Data entries for graphics:

================================

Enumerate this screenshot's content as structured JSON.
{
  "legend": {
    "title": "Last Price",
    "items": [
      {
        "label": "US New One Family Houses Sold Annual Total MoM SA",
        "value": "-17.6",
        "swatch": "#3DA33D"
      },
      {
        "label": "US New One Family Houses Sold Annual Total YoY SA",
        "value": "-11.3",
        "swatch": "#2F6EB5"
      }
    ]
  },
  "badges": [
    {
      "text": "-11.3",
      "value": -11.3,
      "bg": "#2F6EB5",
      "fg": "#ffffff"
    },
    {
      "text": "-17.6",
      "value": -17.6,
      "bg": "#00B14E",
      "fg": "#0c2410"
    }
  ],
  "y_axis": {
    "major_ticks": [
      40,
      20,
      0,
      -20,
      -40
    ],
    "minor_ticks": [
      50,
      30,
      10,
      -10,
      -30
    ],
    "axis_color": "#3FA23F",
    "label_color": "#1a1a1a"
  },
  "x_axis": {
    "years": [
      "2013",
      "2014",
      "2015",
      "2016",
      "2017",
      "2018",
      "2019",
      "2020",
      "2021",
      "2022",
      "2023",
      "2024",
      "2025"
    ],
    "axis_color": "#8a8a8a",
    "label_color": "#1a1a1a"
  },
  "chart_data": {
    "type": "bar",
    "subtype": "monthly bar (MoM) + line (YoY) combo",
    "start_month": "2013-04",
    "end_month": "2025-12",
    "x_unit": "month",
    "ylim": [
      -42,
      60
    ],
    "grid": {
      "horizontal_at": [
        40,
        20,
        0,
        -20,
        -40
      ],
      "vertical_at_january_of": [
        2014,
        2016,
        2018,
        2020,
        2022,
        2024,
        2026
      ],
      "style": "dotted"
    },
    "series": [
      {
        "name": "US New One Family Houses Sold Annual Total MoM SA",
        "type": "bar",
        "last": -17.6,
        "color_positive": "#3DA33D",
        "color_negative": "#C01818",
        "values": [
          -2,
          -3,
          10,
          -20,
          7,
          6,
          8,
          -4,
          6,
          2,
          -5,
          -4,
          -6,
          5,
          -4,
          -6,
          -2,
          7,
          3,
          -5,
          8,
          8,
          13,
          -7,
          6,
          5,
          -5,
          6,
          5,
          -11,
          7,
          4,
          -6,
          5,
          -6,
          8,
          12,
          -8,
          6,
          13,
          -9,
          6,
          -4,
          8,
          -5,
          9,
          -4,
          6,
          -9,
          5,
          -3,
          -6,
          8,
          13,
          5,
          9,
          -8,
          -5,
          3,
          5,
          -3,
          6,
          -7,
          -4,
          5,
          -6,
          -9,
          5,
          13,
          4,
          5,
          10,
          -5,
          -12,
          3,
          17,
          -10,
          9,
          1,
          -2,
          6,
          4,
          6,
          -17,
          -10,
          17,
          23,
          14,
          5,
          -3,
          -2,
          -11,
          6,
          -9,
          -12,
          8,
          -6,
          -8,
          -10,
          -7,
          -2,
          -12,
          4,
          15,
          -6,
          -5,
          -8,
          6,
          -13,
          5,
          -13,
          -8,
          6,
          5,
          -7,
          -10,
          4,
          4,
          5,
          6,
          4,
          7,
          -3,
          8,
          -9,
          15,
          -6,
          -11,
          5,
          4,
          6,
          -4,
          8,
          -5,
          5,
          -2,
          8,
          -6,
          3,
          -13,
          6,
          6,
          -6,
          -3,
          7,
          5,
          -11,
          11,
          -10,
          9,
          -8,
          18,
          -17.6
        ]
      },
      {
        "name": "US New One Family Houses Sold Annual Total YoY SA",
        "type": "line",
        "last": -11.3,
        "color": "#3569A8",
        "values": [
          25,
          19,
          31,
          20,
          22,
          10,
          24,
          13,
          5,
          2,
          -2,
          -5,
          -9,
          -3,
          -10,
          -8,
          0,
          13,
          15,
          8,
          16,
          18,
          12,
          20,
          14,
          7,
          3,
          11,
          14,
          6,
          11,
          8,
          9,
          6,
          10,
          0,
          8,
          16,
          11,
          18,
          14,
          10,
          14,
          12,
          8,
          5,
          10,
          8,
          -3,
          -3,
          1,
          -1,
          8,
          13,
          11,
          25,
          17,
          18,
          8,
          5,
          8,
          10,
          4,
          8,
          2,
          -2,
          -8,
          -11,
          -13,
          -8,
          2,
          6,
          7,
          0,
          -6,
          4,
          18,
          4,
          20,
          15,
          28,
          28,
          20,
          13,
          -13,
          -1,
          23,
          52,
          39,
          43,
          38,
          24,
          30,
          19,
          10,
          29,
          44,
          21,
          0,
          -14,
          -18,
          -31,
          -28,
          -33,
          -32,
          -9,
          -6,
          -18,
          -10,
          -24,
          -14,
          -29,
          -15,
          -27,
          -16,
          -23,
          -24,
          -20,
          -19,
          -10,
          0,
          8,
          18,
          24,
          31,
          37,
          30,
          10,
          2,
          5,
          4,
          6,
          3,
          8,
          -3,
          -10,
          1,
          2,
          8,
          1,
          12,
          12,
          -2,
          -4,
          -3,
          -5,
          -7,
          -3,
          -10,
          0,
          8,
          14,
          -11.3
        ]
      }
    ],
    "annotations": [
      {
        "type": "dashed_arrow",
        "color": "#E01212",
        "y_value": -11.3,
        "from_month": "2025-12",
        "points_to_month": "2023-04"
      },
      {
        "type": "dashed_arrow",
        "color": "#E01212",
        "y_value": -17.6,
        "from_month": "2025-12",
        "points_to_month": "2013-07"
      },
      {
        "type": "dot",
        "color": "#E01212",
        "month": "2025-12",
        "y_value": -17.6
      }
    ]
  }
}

================================

**EXERCISE REQUIREMENTS**
Identify each line in the entries with the word "Family" and copy it.

**OUTPUT BELOW**
        "label": "US New One Family Houses Sold Annual Total MoM SA",
        "label": "US New One Family Houses Sold Annual Total YoY SA",
        "name": "US New One Family Houses Sold Annual Total MoM SA",
        "name": "US New One Family Houses Sold Annual Total YoY SA",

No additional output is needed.